(Dataset rows)

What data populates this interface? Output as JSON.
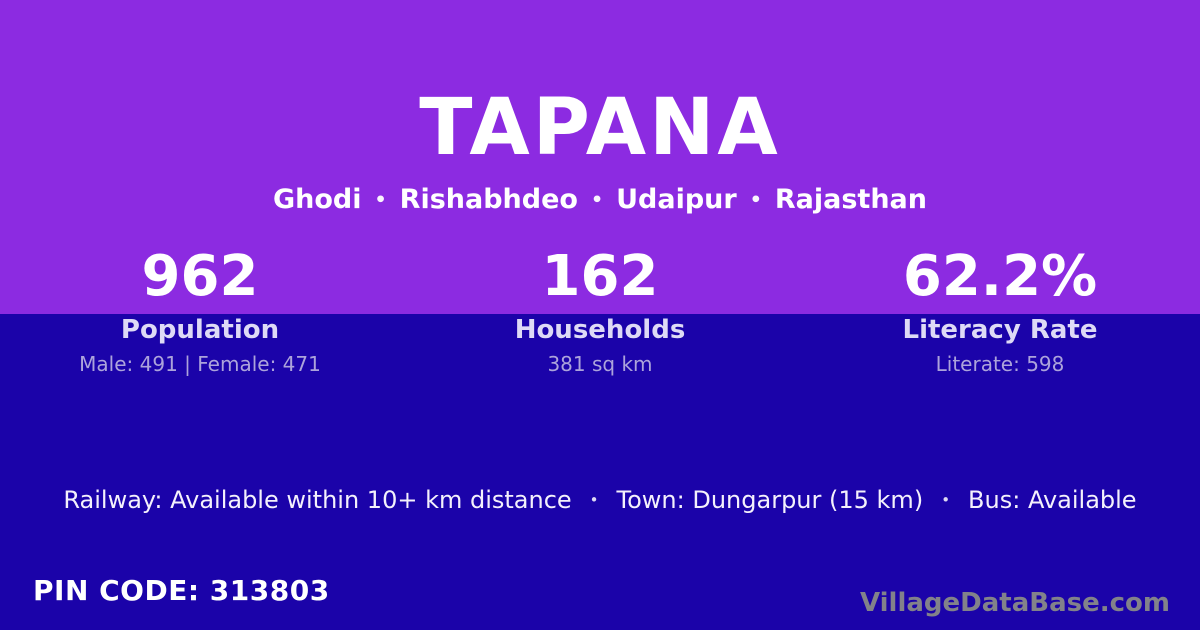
{
  "colors": {
    "purple": "#8C2BE1",
    "dark_blue": "#1B03A9",
    "white": "#FFFFFF",
    "label": "#DEDAF6",
    "detail": "#ACA3DB",
    "transport": "#F4F1FC",
    "watermark": "#82828A"
  },
  "header": {
    "title": "TAPANA",
    "location_parts": [
      "Ghodi",
      "Rishabhdeo",
      "Udaipur",
      "Rajasthan"
    ],
    "separator": "•"
  },
  "stats": [
    {
      "value": "962",
      "label": "Population",
      "detail": "Male: 491 | Female: 471"
    },
    {
      "value": "162",
      "label": "Households",
      "detail": "381 sq km"
    },
    {
      "value": "62.2%",
      "label": "Literacy Rate",
      "detail": "Literate: 598"
    }
  ],
  "transport": {
    "items": [
      "Railway: Available within 10+ km distance",
      "Town: Dungarpur (15 km)",
      "Bus: Available"
    ],
    "separator": "•"
  },
  "footer": {
    "pin_code": "PIN CODE: 313803",
    "watermark": "VillageDataBase.com"
  }
}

## [Problem description]
Search the lines for "watermark". Copy each line that has it.

## [In response]
    "watermark": "#82828A"
    "watermark": "VillageDataBase.com"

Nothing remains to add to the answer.